───── DATA SECTION ─────
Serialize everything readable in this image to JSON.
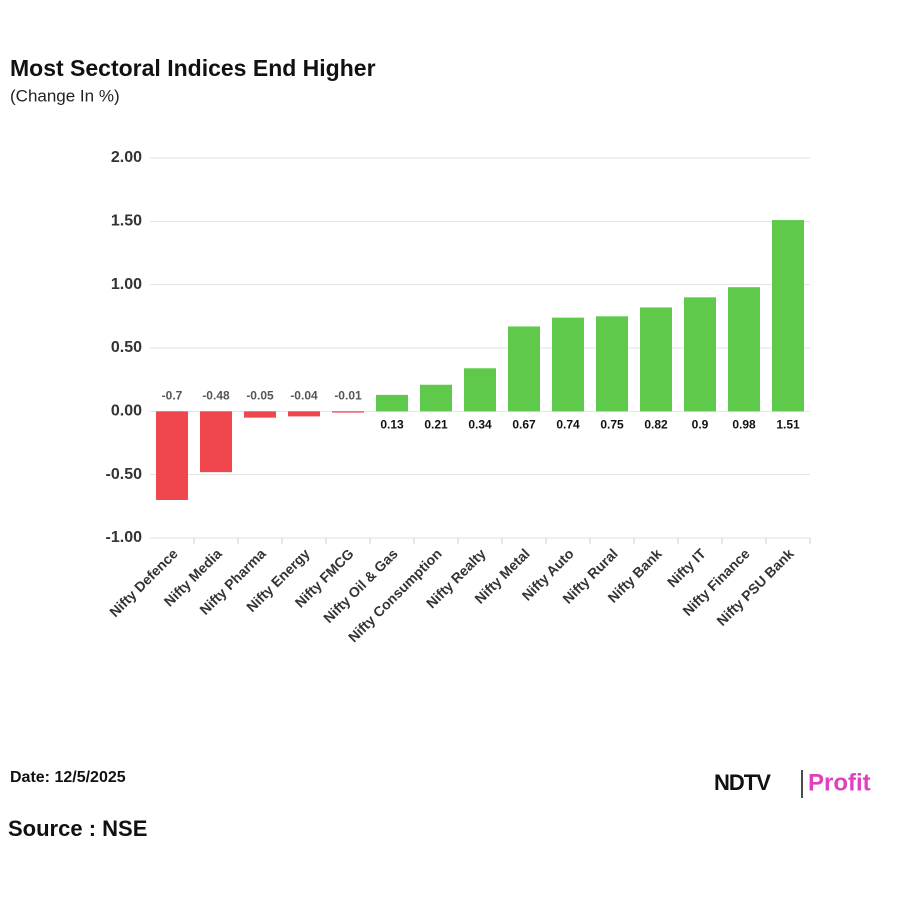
{
  "chart_data": {
    "type": "bar",
    "title": "Most Sectoral Indices End Higher",
    "subtitle": "(Change In %)",
    "categories": [
      "Nifty Defence",
      "Nifty Media",
      "Nifty Pharma",
      "Nifty Energy",
      "Nifty FMCG",
      "Nifty Oil & Gas",
      "Nifty Consumption",
      "Nifty Realty",
      "Nifty Metal",
      "Nifty Auto",
      "Nifty Rural",
      "Nifty Bank",
      "Nifty IT",
      "Nifty Finance",
      "Nifty PSU Bank"
    ],
    "values": [
      -0.7,
      -0.48,
      -0.05,
      -0.04,
      -0.01,
      0.13,
      0.21,
      0.34,
      0.67,
      0.74,
      0.75,
      0.82,
      0.9,
      0.98,
      1.51
    ],
    "positive_color": "#5ec94a",
    "negative_color": "#f0474e",
    "ylim": [
      -1,
      2
    ],
    "yticks": [
      {
        "value": -1,
        "label": "-1.00"
      },
      {
        "value": -0.5,
        "label": "-0.50"
      },
      {
        "value": 0,
        "label": "0.00"
      },
      {
        "value": 0.5,
        "label": "0.50"
      },
      {
        "value": 1,
        "label": "1.00"
      },
      {
        "value": 1.5,
        "label": "1.50"
      },
      {
        "value": 2,
        "label": "2.00"
      }
    ],
    "grid": true
  },
  "footer": {
    "date": "Date: 12/5/2025",
    "source": "Source : NSE",
    "logo_left": "NDTV",
    "logo_right": "Profit"
  }
}
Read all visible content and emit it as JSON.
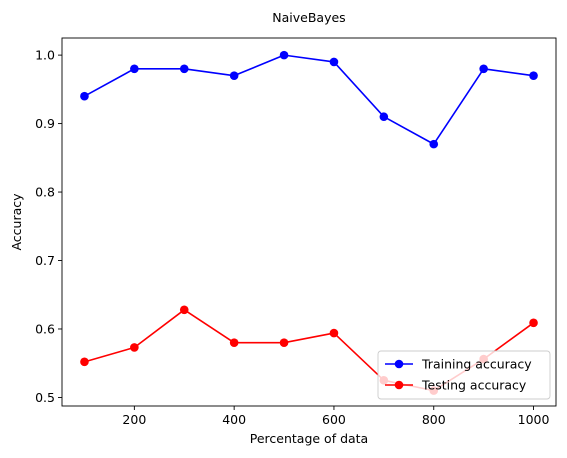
{
  "chart_data": {
    "type": "line",
    "title": "NaiveBayes",
    "xlabel": "Percentage of data",
    "ylabel": "Accuracy",
    "x": [
      100,
      200,
      300,
      400,
      500,
      600,
      700,
      800,
      900,
      1000
    ],
    "series": [
      {
        "name": "Training accuracy",
        "color": "#0000ff",
        "marker": "circle",
        "values": [
          0.94,
          0.98,
          0.98,
          0.97,
          1.0,
          0.99,
          0.91,
          0.87,
          0.98,
          0.97
        ]
      },
      {
        "name": "Testing accuracy",
        "color": "#ff0000",
        "marker": "circle",
        "values": [
          0.552,
          0.573,
          0.628,
          0.58,
          0.58,
          0.594,
          0.525,
          0.51,
          0.556,
          0.609
        ]
      }
    ],
    "xlim": [
      55,
      1045
    ],
    "ylim": [
      0.4875,
      1.025
    ],
    "xticks": [
      200,
      400,
      600,
      800,
      1000
    ],
    "xtick_labels": [
      "200",
      "400",
      "600",
      "800",
      "1000"
    ],
    "yticks": [
      0.5,
      0.6,
      0.7,
      0.8,
      0.9,
      1.0
    ],
    "ytick_labels": [
      "0.5",
      "0.6",
      "0.7",
      "0.8",
      "0.9",
      "1.0"
    ],
    "grid": false,
    "legend_position": "bottom-right"
  }
}
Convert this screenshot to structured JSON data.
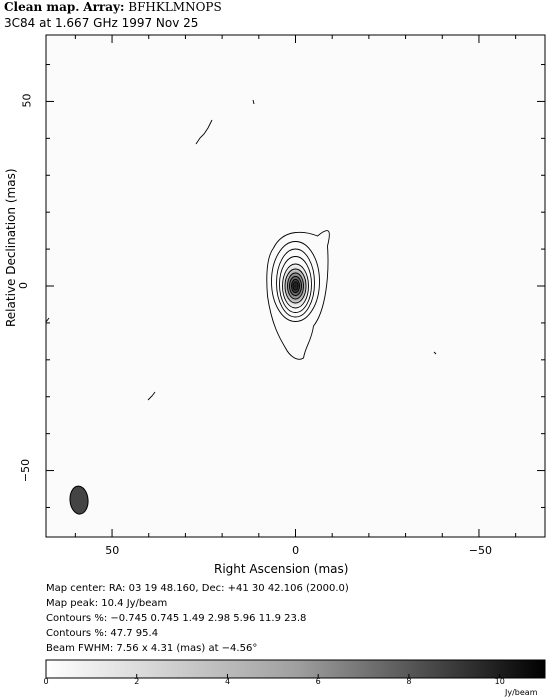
{
  "header": {
    "title_bold": "Clean map.",
    "title_bold2": "Array:",
    "title_rest": "BFHKLMNOPS",
    "subtitle": "3C84 at 1.667 GHz 1997 Nov 25"
  },
  "chart_data": {
    "type": "heatmap",
    "xlabel": "Right Ascension  (mas)",
    "ylabel": "Relative Declination  (mas)",
    "xlim": [
      68,
      -68
    ],
    "ylim": [
      -68,
      68
    ],
    "xticks": [
      {
        "value": 50,
        "label": "50"
      },
      {
        "value": 0,
        "label": "0"
      },
      {
        "value": -50,
        "label": "−50"
      }
    ],
    "yticks": [
      {
        "value": 50,
        "label": "50"
      },
      {
        "value": 0,
        "label": "0"
      },
      {
        "value": -50,
        "label": "−50"
      }
    ],
    "peak": {
      "ra": 0,
      "dec": 0,
      "value": 10.4,
      "unit": "Jy/beam"
    },
    "beam": {
      "ra": 59,
      "dec": -58,
      "major": 7.56,
      "minor": 4.31,
      "pa": -4.56
    },
    "contour_levels_percent": [
      -0.745,
      0.745,
      1.49,
      2.98,
      5.96,
      11.9,
      23.8,
      47.7,
      95.4
    ],
    "colorbar": {
      "min": 0,
      "max": 11,
      "ticks": [
        {
          "value": 0,
          "label": "0"
        },
        {
          "value": 2,
          "label": "2"
        },
        {
          "value": 4,
          "label": "4"
        },
        {
          "value": 6,
          "label": "6"
        },
        {
          "value": 8,
          "label": "8"
        },
        {
          "value": 10,
          "label": "10"
        }
      ],
      "unit": "Jy/beam"
    }
  },
  "info": {
    "map_center": "Map center:  RA: 03 19 48.160,  Dec: +41 30 42.106 (2000.0)",
    "map_peak": "Map peak: 10.4 Jy/beam",
    "contours1": "Contours %: −0.745 0.745 1.49 2.98 5.96 11.9 23.8",
    "contours2": "Contours %: 47.7 95.4",
    "beam": "Beam FWHM: 7.56 x 4.31 (mas) at −4.56°"
  }
}
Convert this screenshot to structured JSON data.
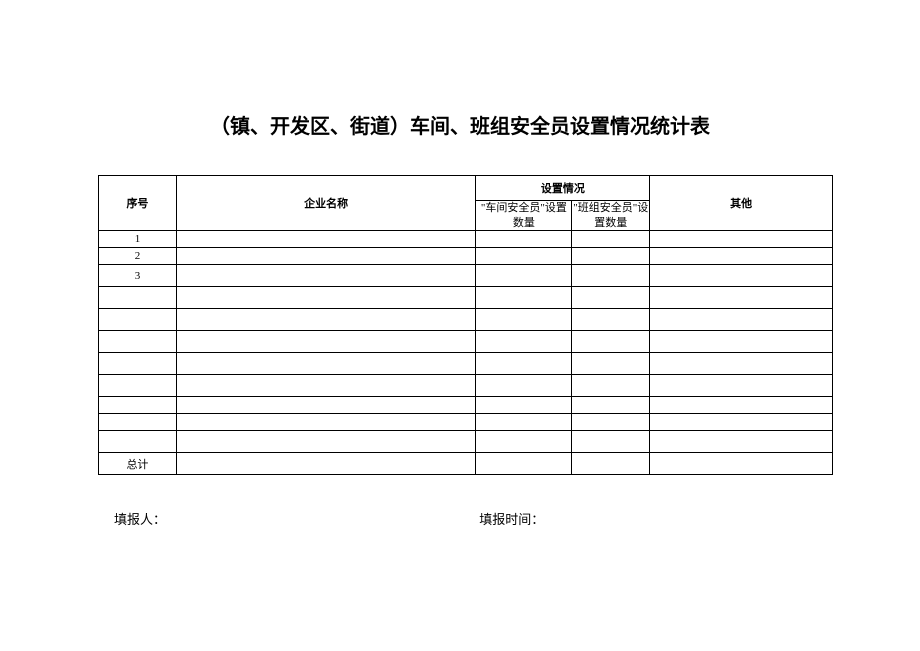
{
  "title": "（镇、开发区、街道）车间、班组安全员设置情况统计表",
  "table": {
    "headers": {
      "seq": "序号",
      "company": "企业名称",
      "setting_group": "设置情况",
      "setting_1": "\"车间安全员\"设置数量",
      "setting_2": "\"班组安全员\"设置数量",
      "other": "其他"
    },
    "rows": [
      {
        "seq": "1",
        "company": "",
        "s1": "",
        "s2": "",
        "other": ""
      },
      {
        "seq": "2",
        "company": "",
        "s1": "",
        "s2": "",
        "other": ""
      },
      {
        "seq": "3",
        "company": "",
        "s1": "",
        "s2": "",
        "other": ""
      },
      {
        "seq": "",
        "company": "",
        "s1": "",
        "s2": "",
        "other": ""
      },
      {
        "seq": "",
        "company": "",
        "s1": "",
        "s2": "",
        "other": ""
      },
      {
        "seq": "",
        "company": "",
        "s1": "",
        "s2": "",
        "other": ""
      },
      {
        "seq": "",
        "company": "",
        "s1": "",
        "s2": "",
        "other": ""
      },
      {
        "seq": "",
        "company": "",
        "s1": "",
        "s2": "",
        "other": ""
      },
      {
        "seq": "",
        "company": "",
        "s1": "",
        "s2": "",
        "other": ""
      },
      {
        "seq": "",
        "company": "",
        "s1": "",
        "s2": "",
        "other": ""
      },
      {
        "seq": "",
        "company": "",
        "s1": "",
        "s2": "",
        "other": ""
      },
      {
        "seq": "总计",
        "company": "",
        "s1": "",
        "s2": "",
        "other": ""
      }
    ]
  },
  "footer": {
    "reporter_label": "填报人：",
    "time_label": "填报时间："
  },
  "colors": {
    "background": "#ffffff",
    "text": "#000000",
    "border": "#000000"
  }
}
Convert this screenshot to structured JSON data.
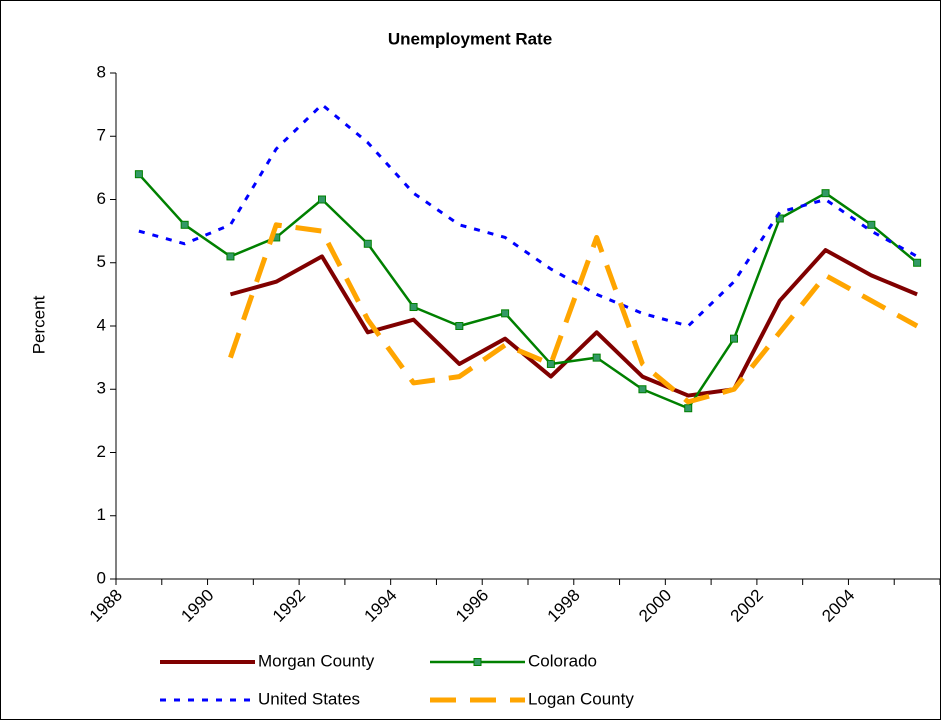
─────
▶ YOUR GOAL
Set each line of the records down exactly, leaving every picture out.

▶ ANSWER FOR THIS EXERCISE
Serialize everything readable in this image to JSON.
{
  "chart_data": {
    "type": "bar",
    "title": "Most Sectoral Indices End Higher",
    "subtitle": "(Change In %)",
    "categories": [
      "Nifty Defence",
      "Nifty Media",
      "Nifty Pharma",
      "Nifty Energy",
      "Nifty FMCG",
      "Nifty Oil & Gas",
      "Nifty Consumption",
      "Nifty Realty",
      "Nifty Metal",
      "Nifty Auto",
      "Nifty Rural",
      "Nifty Bank",
      "Nifty IT",
      "Nifty Finance",
      "Nifty PSU Bank"
    ],
    "values": [
      -0.7,
      -0.48,
      -0.05,
      -0.04,
      -0.01,
      0.13,
      0.21,
      0.34,
      0.67,
      0.74,
      0.75,
      0.82,
      0.9,
      0.98,
      1.51
    ],
    "positive_color": "#5ec94a",
    "negative_color": "#f0474e",
    "ylim": [
      -1,
      2
    ],
    "yticks": [
      {
        "value": -1,
        "label": "-1.00"
      },
      {
        "value": -0.5,
        "label": "-0.50"
      },
      {
        "value": 0,
        "label": "0.00"
      },
      {
        "value": 0.5,
        "label": "0.50"
      },
      {
        "value": 1,
        "label": "1.00"
      },
      {
        "value": 1.5,
        "label": "1.50"
      },
      {
        "value": 2,
        "label": "2.00"
      }
    ],
    "grid": true
  },
  "footer": {
    "date": "Date: 12/5/2025",
    "source": "Source : NSE",
    "logo_left": "NDTV",
    "logo_right": "Profit"
  }
}
Read all visible content and emit it as JSON.
{
  "chart_data": {
    "type": "line",
    "title": "NaiveBayes",
    "xlabel": "Percentage of data",
    "ylabel": "Accuracy",
    "x": [
      100,
      200,
      300,
      400,
      500,
      600,
      700,
      800,
      900,
      1000
    ],
    "series": [
      {
        "name": "Training accuracy",
        "color": "#0000ff",
        "marker": "circle",
        "values": [
          0.94,
          0.98,
          0.98,
          0.97,
          1.0,
          0.99,
          0.91,
          0.87,
          0.98,
          0.97
        ]
      },
      {
        "name": "Testing accuracy",
        "color": "#ff0000",
        "marker": "circle",
        "values": [
          0.552,
          0.573,
          0.628,
          0.58,
          0.58,
          0.594,
          0.525,
          0.51,
          0.556,
          0.609
        ]
      }
    ],
    "xlim": [
      55,
      1045
    ],
    "ylim": [
      0.4875,
      1.025
    ],
    "xticks": [
      200,
      400,
      600,
      800,
      1000
    ],
    "xtick_labels": [
      "200",
      "400",
      "600",
      "800",
      "1000"
    ],
    "yticks": [
      0.5,
      0.6,
      0.7,
      0.8,
      0.9,
      1.0
    ],
    "ytick_labels": [
      "0.5",
      "0.6",
      "0.7",
      "0.8",
      "0.9",
      "1.0"
    ],
    "grid": false,
    "legend_position": "bottom-right"
  }
}
Convert this screenshot to structured JSON data.
{
  "header": {
    "title_bold": "Clean map.",
    "title_bold2": "Array:",
    "title_rest": "BFHKLMNOPS",
    "subtitle": "3C84 at 1.667 GHz 1997 Nov 25"
  },
  "chart_data": {
    "type": "heatmap",
    "xlabel": "Right Ascension  (mas)",
    "ylabel": "Relative Declination  (mas)",
    "xlim": [
      68,
      -68
    ],
    "ylim": [
      -68,
      68
    ],
    "xticks": [
      {
        "value": 50,
        "label": "50"
      },
      {
        "value": 0,
        "label": "0"
      },
      {
        "value": -50,
        "label": "−50"
      }
    ],
    "yticks": [
      {
        "value": 50,
        "label": "50"
      },
      {
        "value": 0,
        "label": "0"
      },
      {
        "value": -50,
        "label": "−50"
      }
    ],
    "peak": {
      "ra": 0,
      "dec": 0,
      "value": 10.4,
      "unit": "Jy/beam"
    },
    "beam": {
      "ra": 59,
      "dec": -58,
      "major": 7.56,
      "minor": 4.31,
      "pa": -4.56
    },
    "contour_levels_percent": [
      -0.745,
      0.745,
      1.49,
      2.98,
      5.96,
      11.9,
      23.8,
      47.7,
      95.4
    ],
    "colorbar": {
      "min": 0,
      "max": 11,
      "ticks": [
        {
          "value": 0,
          "label": "0"
        },
        {
          "value": 2,
          "label": "2"
        },
        {
          "value": 4,
          "label": "4"
        },
        {
          "value": 6,
          "label": "6"
        },
        {
          "value": 8,
          "label": "8"
        },
        {
          "value": 10,
          "label": "10"
        }
      ],
      "unit": "Jy/beam"
    }
  },
  "info": {
    "map_center": "Map center:  RA: 03 19 48.160,  Dec: +41 30 42.106 (2000.0)",
    "map_peak": "Map peak: 10.4 Jy/beam",
    "contours1": "Contours %: −0.745 0.745 1.49 2.98 5.96 11.9 23.8",
    "contours2": "Contours %: 47.7 95.4",
    "beam": "Beam FWHM: 7.56 x 4.31 (mas) at −4.56°"
  }
}
Convert this screenshot to structured JSON data.
{
  "title": "（镇、开发区、街道）车间、班组安全员设置情况统计表",
  "table": {
    "headers": {
      "seq": "序号",
      "company": "企业名称",
      "setting_group": "设置情况",
      "setting_1": "\"车间安全员\"设置数量",
      "setting_2": "\"班组安全员\"设置数量",
      "other": "其他"
    },
    "rows": [
      {
        "seq": "1",
        "company": "",
        "s1": "",
        "s2": "",
        "other": ""
      },
      {
        "seq": "2",
        "company": "",
        "s1": "",
        "s2": "",
        "other": ""
      },
      {
        "seq": "3",
        "company": "",
        "s1": "",
        "s2": "",
        "other": ""
      },
      {
        "seq": "",
        "company": "",
        "s1": "",
        "s2": "",
        "other": ""
      },
      {
        "seq": "",
        "company": "",
        "s1": "",
        "s2": "",
        "other": ""
      },
      {
        "seq": "",
        "company": "",
        "s1": "",
        "s2": "",
        "other": ""
      },
      {
        "seq": "",
        "company": "",
        "s1": "",
        "s2": "",
        "other": ""
      },
      {
        "seq": "",
        "company": "",
        "s1": "",
        "s2": "",
        "other": ""
      },
      {
        "seq": "",
        "company": "",
        "s1": "",
        "s2": "",
        "other": ""
      },
      {
        "seq": "",
        "company": "",
        "s1": "",
        "s2": "",
        "other": ""
      },
      {
        "seq": "",
        "company": "",
        "s1": "",
        "s2": "",
        "other": ""
      },
      {
        "seq": "总计",
        "company": "",
        "s1": "",
        "s2": "",
        "other": ""
      }
    ]
  },
  "footer": {
    "reporter_label": "填报人：",
    "time_label": "填报时间："
  },
  "colors": {
    "background": "#ffffff",
    "text": "#000000",
    "border": "#000000"
  }
}
Convert this screenshot to structured JSON data.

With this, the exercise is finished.